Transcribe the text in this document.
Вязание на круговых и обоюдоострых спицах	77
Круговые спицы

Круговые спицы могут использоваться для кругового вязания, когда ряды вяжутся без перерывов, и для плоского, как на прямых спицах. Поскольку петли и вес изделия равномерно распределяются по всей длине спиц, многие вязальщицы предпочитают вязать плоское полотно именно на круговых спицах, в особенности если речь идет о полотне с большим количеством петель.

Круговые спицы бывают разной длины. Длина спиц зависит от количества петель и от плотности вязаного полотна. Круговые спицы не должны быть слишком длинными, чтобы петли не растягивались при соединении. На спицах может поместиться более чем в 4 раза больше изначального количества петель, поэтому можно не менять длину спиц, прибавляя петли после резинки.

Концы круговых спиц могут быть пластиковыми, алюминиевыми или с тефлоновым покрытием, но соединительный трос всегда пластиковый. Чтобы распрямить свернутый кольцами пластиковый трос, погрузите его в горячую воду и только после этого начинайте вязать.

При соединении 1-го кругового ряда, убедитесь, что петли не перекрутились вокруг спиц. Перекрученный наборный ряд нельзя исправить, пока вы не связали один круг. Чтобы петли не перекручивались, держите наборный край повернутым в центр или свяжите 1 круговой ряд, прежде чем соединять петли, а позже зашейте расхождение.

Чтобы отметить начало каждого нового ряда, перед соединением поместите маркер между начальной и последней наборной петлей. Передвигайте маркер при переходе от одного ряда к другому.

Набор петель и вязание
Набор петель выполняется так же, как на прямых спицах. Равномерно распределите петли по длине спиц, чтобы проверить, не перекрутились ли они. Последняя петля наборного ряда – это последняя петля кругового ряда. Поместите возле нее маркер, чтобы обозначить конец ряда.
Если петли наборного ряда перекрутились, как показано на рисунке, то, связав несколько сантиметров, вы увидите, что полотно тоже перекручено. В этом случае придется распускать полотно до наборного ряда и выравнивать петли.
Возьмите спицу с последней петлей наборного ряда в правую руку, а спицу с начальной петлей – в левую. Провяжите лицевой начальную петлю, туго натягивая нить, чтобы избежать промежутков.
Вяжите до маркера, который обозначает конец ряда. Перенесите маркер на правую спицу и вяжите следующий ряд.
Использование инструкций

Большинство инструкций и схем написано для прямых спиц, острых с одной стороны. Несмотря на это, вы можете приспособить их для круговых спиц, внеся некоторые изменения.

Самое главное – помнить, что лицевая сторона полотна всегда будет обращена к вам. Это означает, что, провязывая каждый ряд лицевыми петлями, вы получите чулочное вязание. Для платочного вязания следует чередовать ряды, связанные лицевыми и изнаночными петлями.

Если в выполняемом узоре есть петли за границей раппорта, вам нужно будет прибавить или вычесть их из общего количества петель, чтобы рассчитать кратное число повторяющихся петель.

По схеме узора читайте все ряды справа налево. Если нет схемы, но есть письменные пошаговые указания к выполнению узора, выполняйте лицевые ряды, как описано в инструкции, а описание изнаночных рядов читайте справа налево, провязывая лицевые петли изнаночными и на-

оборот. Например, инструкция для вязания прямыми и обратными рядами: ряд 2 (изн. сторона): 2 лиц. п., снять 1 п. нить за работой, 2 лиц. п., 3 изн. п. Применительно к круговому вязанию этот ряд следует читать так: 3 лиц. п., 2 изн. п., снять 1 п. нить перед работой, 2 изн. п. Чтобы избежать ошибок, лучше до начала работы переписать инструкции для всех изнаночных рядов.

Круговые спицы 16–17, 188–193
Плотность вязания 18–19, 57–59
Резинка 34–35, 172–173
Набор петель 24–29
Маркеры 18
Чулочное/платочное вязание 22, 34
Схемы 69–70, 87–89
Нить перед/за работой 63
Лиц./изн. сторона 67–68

══════════

DESCRIPTION OF THE TASK:
Word for word, extract all the records.

TASK OUTPUT:
Transcribe the text in this document.
Вязание на круговых и обоюдоострых спицах	77
Круговые спицы

Круговые спицы могут использоваться для кругового вязания, когда ряды вяжутся без перерывов, и для плоского, как на прямых спицах. Поскольку петли и вес изделия равномерно распределяются по всей длине спиц, многие вязальщицы предпочитают вязать плоское полотно именно на круговых спицах, в особенности если речь идет о полотне с большим количеством петель.

Круговые спицы бывают разной длины. Длина спиц зависит от количества петель и от плотности вязаного полотна. Круговые спицы не должны быть слишком длинными, чтобы петли не растягивались при соединении. На спицах может поместиться более чем в 4 раза больше изначального количества петель, поэтому можно не менять длину спиц, прибавляя петли после резинки.

Концы круговых спиц могут быть пластиковыми, алюминиевыми или с тефлоновым покрытием, но соединительный трос всегда пластиковый. Чтобы распрямить свернутый кольцами пластиковый трос, погрузите его в горячую воду и только после этого начинайте вязать.

При соединении 1-го кругового ряда, убедитесь, что петли не перекрутились вокруг спиц. Перекрученный наборный ряд нельзя исправить, пока вы не связали один круг. Чтобы петли не перекручивались, держите наборный край повернутым в центр или свяжите 1 круговой ряд, прежде чем соединять петли, а позже зашейте расхождение.

Чтобы отметить начало каждого нового ряда, перед соединением поместите маркер между начальной и последней наборной петлей. Передвигайте маркер при переходе от одного ряда к другому.

Набор петель и вязание
Набор петель выполняется так же, как на прямых спицах. Равномерно распределите петли по длине спиц, чтобы проверить, не перекрутились ли они. Последняя петля наборного ряда – это последняя петля кругового ряда. Поместите возле нее маркер, чтобы обозначить конец ряда.
Если петли наборного ряда перекрутились, как показано на рисунке, то, связав несколько сантиметров, вы увидите, что полотно тоже перекручено. В этом случае придется распускать полотно до наборного ряда и выравнивать петли.
Возьмите спицу с последней петлей наборного ряда в правую руку, а спицу с начальной петлей – в левую. Провяжите лицевой начальную петлю, туго натягивая нить, чтобы избежать промежутков.
Вяжите до маркера, который обозначает конец ряда. Перенесите маркер на правую спицу и вяжите следующий ряд.
Использование инструкций

Большинство инструкций и схем написано для прямых спиц, острых с одной стороны. Несмотря на это, вы можете приспособить их для круговых спиц, внеся некоторые изменения.

Самое главное – помнить, что лицевая сторона полотна всегда будет обращена к вам. Это означает, что, провязывая каждый ряд лицевыми петлями, вы получите чулочное вязание. Для платочного вязания следует чередовать ряды, связанные лицевыми и изнаночными петлями.

Если в выполняемом узоре есть петли за границей раппорта, вам нужно будет прибавить или вычесть их из общего количества петель, чтобы рассчитать кратное число повторяющихся петель.

По схеме узора читайте все ряды справа налево. Если нет схемы, но есть письменные пошаговые указания к выполнению узора, выполняйте лицевые ряды, как описано в инструкции, а описание изнаночных рядов читайте справа налево, провязывая лицевые петли изнаночными и на-

оборот. Например, инструкция для вязания прямыми и обратными рядами: ряд 2 (изн. сторона): 2 лиц. п., снять 1 п. нить за работой, 2 лиц. п., 3 изн. п. Применительно к круговому вязанию этот ряд следует читать так: 3 лиц. п., 2 изн. п., снять 1 п. нить перед работой, 2 изн. п. Чтобы избежать ошибок, лучше до начала работы переписать инструкции для всех изнаночных рядов.

Круговые спицы 16–17, 188–193
Плотность вязания 18–19, 57–59
Резинка 34–35, 172–173
Набор петель 24–29
Маркеры 18
Чулочное/платочное вязание 22, 34
Схемы 69–70, 87–89
Нить перед/за работой 63
Лиц./изн. сторона 67–68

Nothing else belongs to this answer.